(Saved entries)
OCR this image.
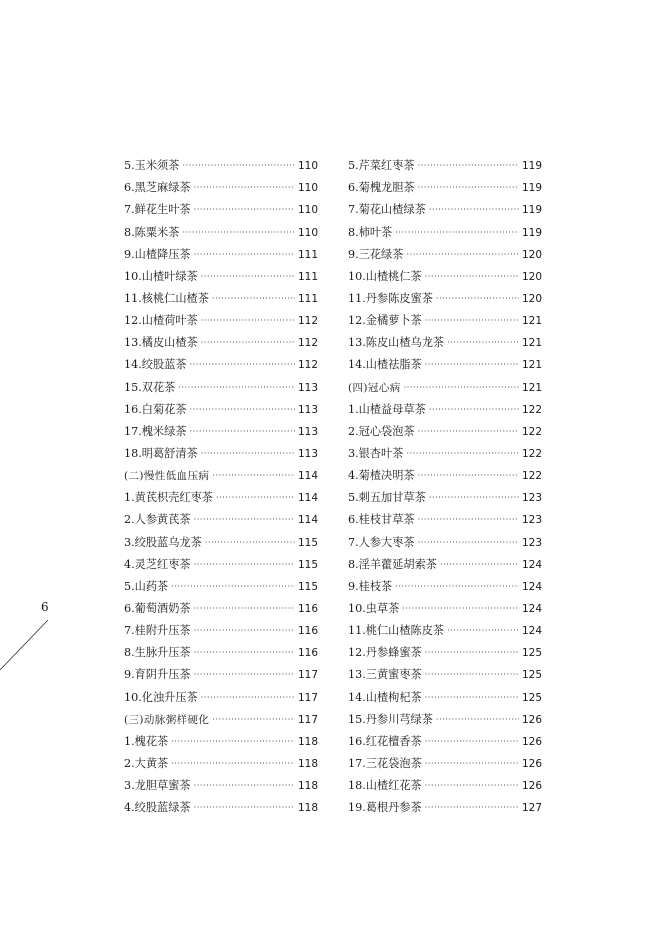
6
5.玉米须茶 ·····	110
6.黑芝麻绿茶 ·····	110
7.鲜花生叶茶 ·····	110
8.陈粟米茶 ·····	110
9.山楂降压茶 ·····	111
10.山楂叶绿茶 ·····	111
11.核桃仁山楂茶 ·····	111
12.山楂荷叶茶 ·····	112
13.橘皮山楂茶 ·····	112
14.绞股蓝茶 ·····	112
15.双花茶 ·····	113
16.白菊花茶 ·····	113
17.槐米绿茶 ·····	113
18.明葛舒清茶 ·····	113
(二)慢性低血压病 ·····	114
1.黄芪枳壳红枣茶 ·····	114
2.人参黄芪茶 ·····	114
3.绞股蓝乌龙茶 ·····	115
4.灵芝红枣茶 ·····	115
5.山药茶 ·····	115
6.葡萄酒奶茶 ·····	116
7.桂附升压茶 ·····	116
8.生脉升压茶 ·····	116
9.育阴升压茶 ·····	117
10.化浊升压茶 ·····	117
(三)动脉粥样硬化 ·····	117
1.槐花茶 ·····	118
2.大黄茶 ·····	118
3.龙胆草蜜茶 ·····	118
4.绞股蓝绿茶 ·····	118
5.芹菜红枣茶 ·····	119
6.菊槐龙胆茶 ·····	119
7.菊花山楂绿茶 ·····	119
8.柿叶茶 ·····	119
9.三花绿茶 ·····	120
10.山楂桃仁茶 ·····	120
11.丹参陈皮蜜茶 ·····	120
12.金橘萝卜茶 ·····	121
13.陈皮山楂乌龙茶 ·····	121
14.山楂祛脂茶 ·····	121
(四)冠心病 ·····	121
1.山楂益母草茶 ·····	122
2.冠心袋泡茶 ·····	122
3.银杏叶茶 ·····	122
4.菊楂决明茶 ·····	122
5.刺五加甘草茶 ·····	123
6.桂枝甘草茶 ·····	123
7.人参大枣茶 ·····	123
8.淫羊藿延胡索茶 ·····	124
9.桂枝茶 ·····	124
10.虫草茶 ·····	124
11.桃仁山楂陈皮茶 ·····	124
12.丹参蜂蜜茶 ·····	125
13.三黄蜜枣茶 ·····	125
14.山楂枸杞茶 ·····	125
15.丹参川芎绿茶 ·····	126
16.红花檀香茶 ·····	126
17.三花袋泡茶 ·····	126
18.山楂红花茶 ·····	126
19.葛根丹参茶 ·····	127
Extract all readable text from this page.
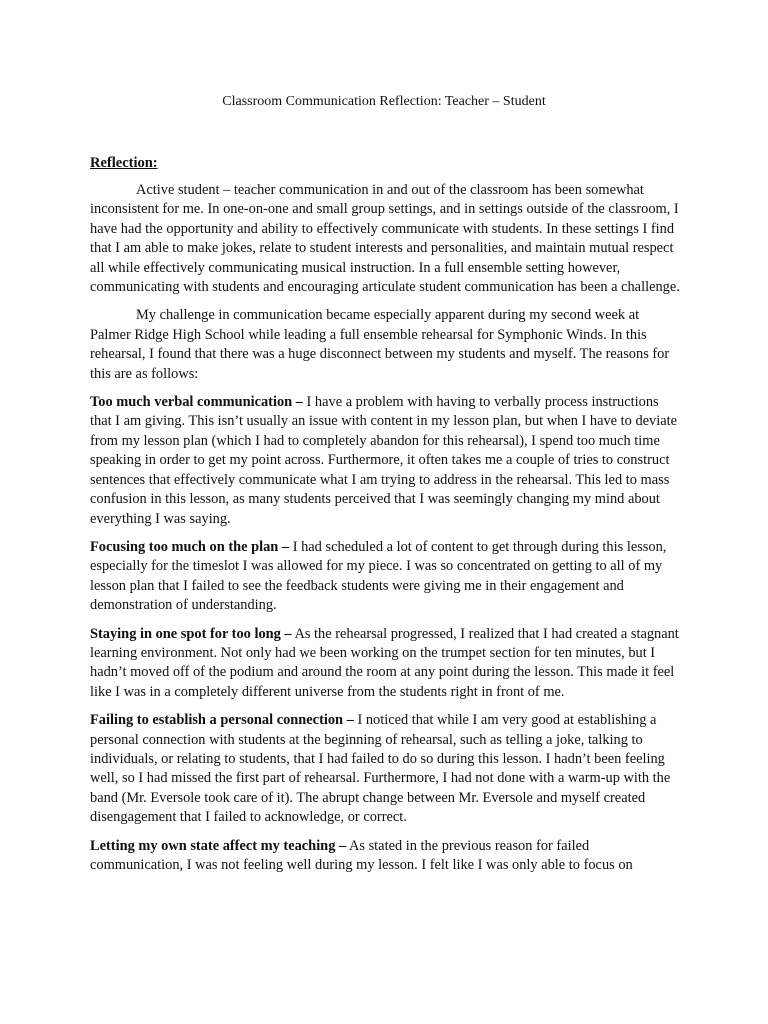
Classroom Communication Reflection: Teacher – Student
Reflection:

Active student – teacher communication in and out of the classroom has been somewhat inconsistent for me. In one-on-one and small group settings, and in settings outside of the classroom, I have had the opportunity and ability to effectively communicate with students. In these settings I find that I am able to make jokes, relate to student interests and personalities, and maintain mutual respect all while effectively communicating musical instruction. In a full ensemble setting however, communicating with students and encouraging articulate student communication has been a challenge.

My challenge in communication became especially apparent during my second week at Palmer Ridge High School while leading a full ensemble rehearsal for Symphonic Winds. In this rehearsal, I found that there was a huge disconnect between my students and myself. The reasons for this are as follows:

Too much verbal communication – I have a problem with having to verbally process instructions that I am giving. This isn’t usually an issue with content in my lesson plan, but when I have to deviate from my lesson plan (which I had to completely abandon for this rehearsal), I spend too much time speaking in order to get my point across. Furthermore, it often takes me a couple of tries to construct sentences that effectively communicate what I am trying to address in the rehearsal. This led to mass confusion in this lesson, as many students perceived that I was seemingly changing my mind about everything I was saying.

Focusing too much on the plan – I had scheduled a lot of content to get through during this lesson, especially for the timeslot I was allowed for my piece. I was so concentrated on getting to all of my lesson plan that I failed to see the feedback students were giving me in their engagement and demonstration of understanding.

Staying in one spot for too long – As the rehearsal progressed, I realized that I had created a stagnant learning environment. Not only had we been working on the trumpet section for ten minutes, but I hadn’t moved off of the podium and around the room at any point during the lesson. This made it feel like I was in a completely different universe from the students right in front of me.

Failing to establish a personal connection – I noticed that while I am very good at establishing a personal connection with students at the beginning of rehearsal, such as telling a joke, talking to individuals, or relating to students, that I had failed to do so during this lesson. I hadn’t been feeling well, so I had missed the first part of rehearsal. Furthermore, I had not done with a warm-up with the band (Mr. Eversole took care of it). The abrupt change between Mr. Eversole and myself created disengagement that I failed to acknowledge, or correct.

Letting my own state affect my teaching – As stated in the previous reason for failed communication, I was not feeling well during my lesson. I felt like I was only able to focus on
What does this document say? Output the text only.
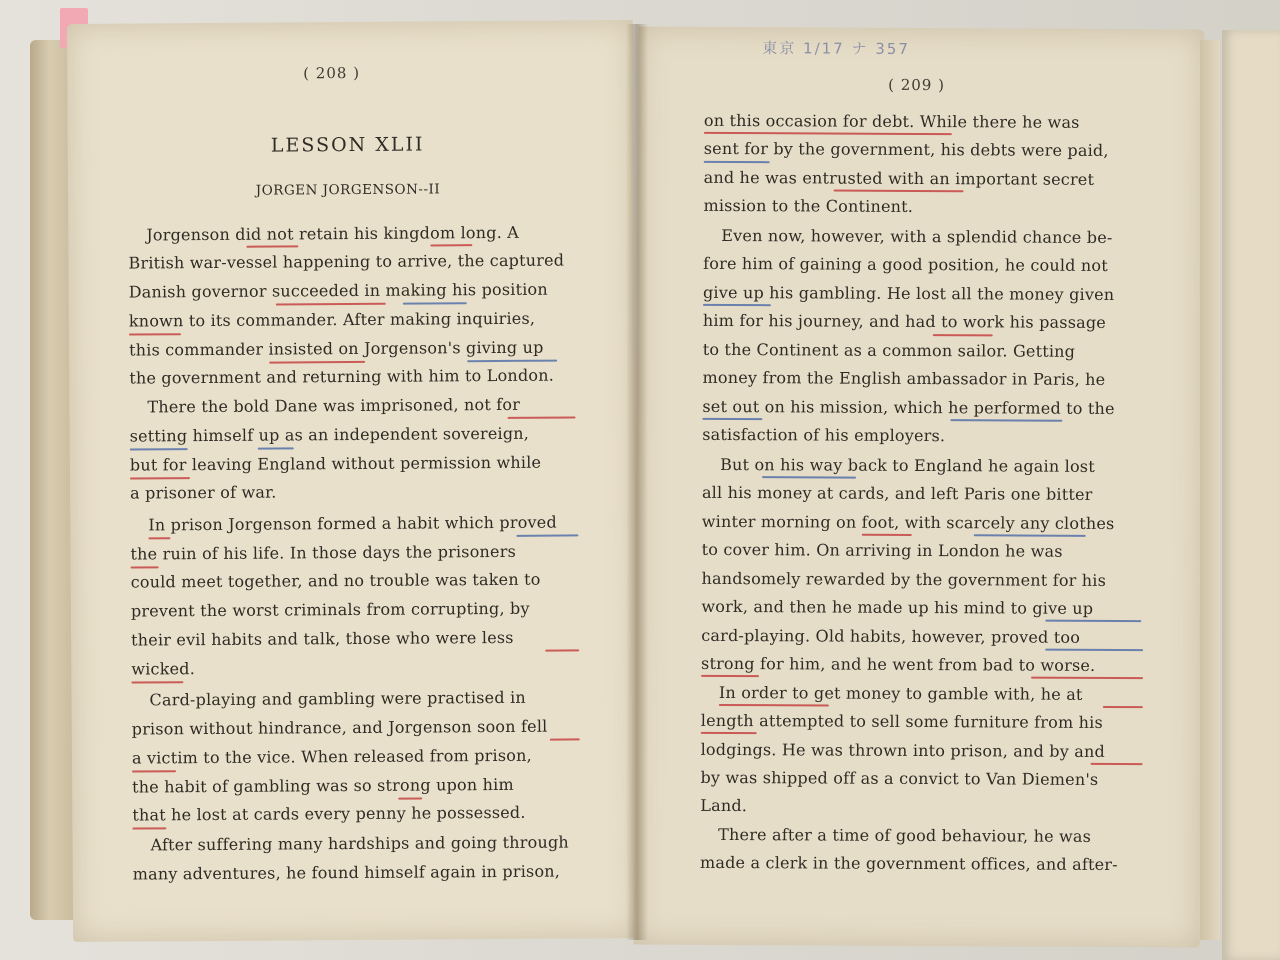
( 208 )
LESSON XLII
JORGEN JORGENSON--II
Jorgenson did not retain his kingdom long. A
British war-vessel happening to arrive, the captured
Danish governor succeeded in making his position
known to its commander. After making inquiries,
this commander insisted on Jorgenson's giving up
the government and returning with him to London.
There the bold Dane was imprisoned, not for
setting himself up as an independent sovereign,
but for leaving England without permission while
a prisoner of war.
In prison Jorgenson formed a habit which proved
the ruin of his life. In those days the prisoners
could meet together, and no trouble was taken to
prevent the worst criminals from corrupting, by
their evil habits and talk, those who were less
wicked.
Card-playing and gambling were practised in
prison without hindrance, and Jorgenson soon fell
a victim to the vice. When released from prison,
the habit of gambling was so strong upon him
that he lost at cards every penny he possessed.
After suffering many hardships and going through
many adventures, he found himself again in prison,
東京 1/17 ナ 357
( 209 )
on this occasion for debt. While there he was
sent for by the government, his debts were paid,
and he was entrusted with an important secret
mission to the Continent.
Even now, however, with a splendid chance be-
fore him of gaining a good position, he could not
give up his gambling. He lost all the money given
him for his journey, and had to work his passage
to the Continent as a common sailor. Getting
money from the English ambassador in Paris, he
set out on his mission, which he performed to the
satisfaction of his employers.
But on his way back to England he again lost
all his money at cards, and left Paris one bitter
winter morning on foot, with scarcely any clothes
to cover him. On arriving in London he was
handsomely rewarded by the government for his
work, and then he made up his mind to give up
card-playing. Old habits, however, proved too
strong for him, and he went from bad to worse.
In order to get money to gamble with, he at
length attempted to sell some furniture from his
lodgings. He was thrown into prison, and by and
by was shipped off as a convict to Van Diemen's
Land.
There after a time of good behaviour, he was
made a clerk in the government offices, and after-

- What is asked -
Every line above should be returned word for word, with the pictures left behind.

- Response below -
OCR this image.
6
5.玉米须茶 ·····	110
6.黑芝麻绿茶 ·····	110
7.鲜花生叶茶 ·····	110
8.陈粟米茶 ·····	110
9.山楂降压茶 ·····	111
10.山楂叶绿茶 ·····	111
11.核桃仁山楂茶 ·····	111
12.山楂荷叶茶 ·····	112
13.橘皮山楂茶 ·····	112
14.绞股蓝茶 ·····	112
15.双花茶 ·····	113
16.白菊花茶 ·····	113
17.槐米绿茶 ·····	113
18.明葛舒清茶 ·····	113
(二)慢性低血压病 ·····	114
1.黄芪枳壳红枣茶 ·····	114
2.人参黄芪茶 ·····	114
3.绞股蓝乌龙茶 ·····	115
4.灵芝红枣茶 ·····	115
5.山药茶 ·····	115
6.葡萄酒奶茶 ·····	116
7.桂附升压茶 ·····	116
8.生脉升压茶 ·····	116
9.育阴升压茶 ·····	117
10.化浊升压茶 ·····	117
(三)动脉粥样硬化 ·····	117
1.槐花茶 ·····	118
2.大黄茶 ·····	118
3.龙胆草蜜茶 ·····	118
4.绞股蓝绿茶 ·····	118
5.芹菜红枣茶 ·····	119
6.菊槐龙胆茶 ·····	119
7.菊花山楂绿茶 ·····	119
8.柿叶茶 ·····	119
9.三花绿茶 ·····	120
10.山楂桃仁茶 ·····	120
11.丹参陈皮蜜茶 ·····	120
12.金橘萝卜茶 ·····	121
13.陈皮山楂乌龙茶 ·····	121
14.山楂祛脂茶 ·····	121
(四)冠心病 ·····	121
1.山楂益母草茶 ·····	122
2.冠心袋泡茶 ·····	122
3.银杏叶茶 ·····	122
4.菊楂决明茶 ·····	122
5.刺五加甘草茶 ·····	123
6.桂枝甘草茶 ·····	123
7.人参大枣茶 ·····	123
8.淫羊藿延胡索茶 ·····	124
9.桂枝茶 ·····	124
10.虫草茶 ·····	124
11.桃仁山楂陈皮茶 ·····	124
12.丹参蜂蜜茶 ·····	125
13.三黄蜜枣茶 ·····	125
14.山楂枸杞茶 ·····	125
15.丹参川芎绿茶 ·····	126
16.红花檀香茶 ·····	126
17.三花袋泡茶 ·····	126
18.山楂红花茶 ·····	126
19.葛根丹参茶 ·····	127
Extract all readable text from this page.
Classroom Communication Reflection: Teacher – Student
Reflection:

Active student – teacher communication in and out of the classroom has been somewhat inconsistent for me. In one-on-one and small group settings, and in settings outside of the classroom, I have had the opportunity and ability to effectively communicate with students. In these settings I find that I am able to make jokes, relate to student interests and personalities, and maintain mutual respect all while effectively communicating musical instruction. In a full ensemble setting however, communicating with students and encouraging articulate student communication has been a challenge.

My challenge in communication became especially apparent during my second week at Palmer Ridge High School while leading a full ensemble rehearsal for Symphonic Winds. In this rehearsal, I found that there was a huge disconnect between my students and myself. The reasons for this are as follows:

Too much verbal communication – I have a problem with having to verbally process instructions that I am giving. This isn’t usually an issue with content in my lesson plan, but when I have to deviate from my lesson plan (which I had to completely abandon for this rehearsal), I spend too much time speaking in order to get my point across. Furthermore, it often takes me a couple of tries to construct sentences that effectively communicate what I am trying to address in the rehearsal. This led to mass confusion in this lesson, as many students perceived that I was seemingly changing my mind about everything I was saying.

Focusing too much on the plan – I had scheduled a lot of content to get through during this lesson, especially for the timeslot I was allowed for my piece. I was so concentrated on getting to all of my lesson plan that I failed to see the feedback students were giving me in their engagement and demonstration of understanding.

Staying in one spot for too long – As the rehearsal progressed, I realized that I had created a stagnant learning environment. Not only had we been working on the trumpet section for ten minutes, but I hadn’t moved off of the podium and around the room at any point during the lesson. This made it feel like I was in a completely different universe from the students right in front of me.

Failing to establish a personal connection – I noticed that while I am very good at establishing a personal connection with students at the beginning of rehearsal, such as telling a joke, talking to individuals, or relating to students, that I had failed to do so during this lesson. I hadn’t been feeling well, so I had missed the first part of rehearsal. Furthermore, I had not done with a warm-up with the band (Mr. Eversole took care of it). The abrupt change between Mr. Eversole and myself created disengagement that I failed to acknowledge, or correct.

Letting my own state affect my teaching – As stated in the previous reason for failed communication, I was not feeling well during my lesson. I felt like I was only able to focus on
What does this document say? Output the text only.
( 208 )
LESSON XLII
JORGEN JORGENSON--II
Jorgenson did not retain his kingdom long. A
British war-vessel happening to arrive, the captured
Danish governor succeeded in making his position
known to its commander. After making inquiries,
this commander insisted on Jorgenson's giving up
the government and returning with him to London.
There the bold Dane was imprisoned, not for
setting himself up as an independent sovereign,
but for leaving England without permission while
a prisoner of war.
In prison Jorgenson formed a habit which proved
the ruin of his life. In those days the prisoners
could meet together, and no trouble was taken to
prevent the worst criminals from corrupting, by
their evil habits and talk, those who were less
wicked.
Card-playing and gambling were practised in
prison without hindrance, and Jorgenson soon fell
a victim to the vice. When released from prison,
the habit of gambling was so strong upon him
that he lost at cards every penny he possessed.
After suffering many hardships and going through
many adventures, he found himself again in prison,
東京 1/17 ナ 357
( 209 )
on this occasion for debt. While there he was
sent for by the government, his debts were paid,
and he was entrusted with an important secret
mission to the Continent.
Even now, however, with a splendid chance be-
fore him of gaining a good position, he could not
give up his gambling. He lost all the money given
him for his journey, and had to work his passage
to the Continent as a common sailor. Getting
money from the English ambassador in Paris, he
set out on his mission, which he performed to the
satisfaction of his employers.
But on his way back to England he again lost
all his money at cards, and left Paris one bitter
winter morning on foot, with scarcely any clothes
to cover him. On arriving in London he was
handsomely rewarded by the government for his
work, and then he made up his mind to give up
card-playing. Old habits, however, proved too
strong for him, and he went from bad to worse.
In order to get money to gamble with, he at
length attempted to sell some furniture from his
lodgings. He was thrown into prison, and by and
by was shipped off as a convict to Van Diemen's
Land.
There after a time of good behaviour, he was
made a clerk in the government offices, and after-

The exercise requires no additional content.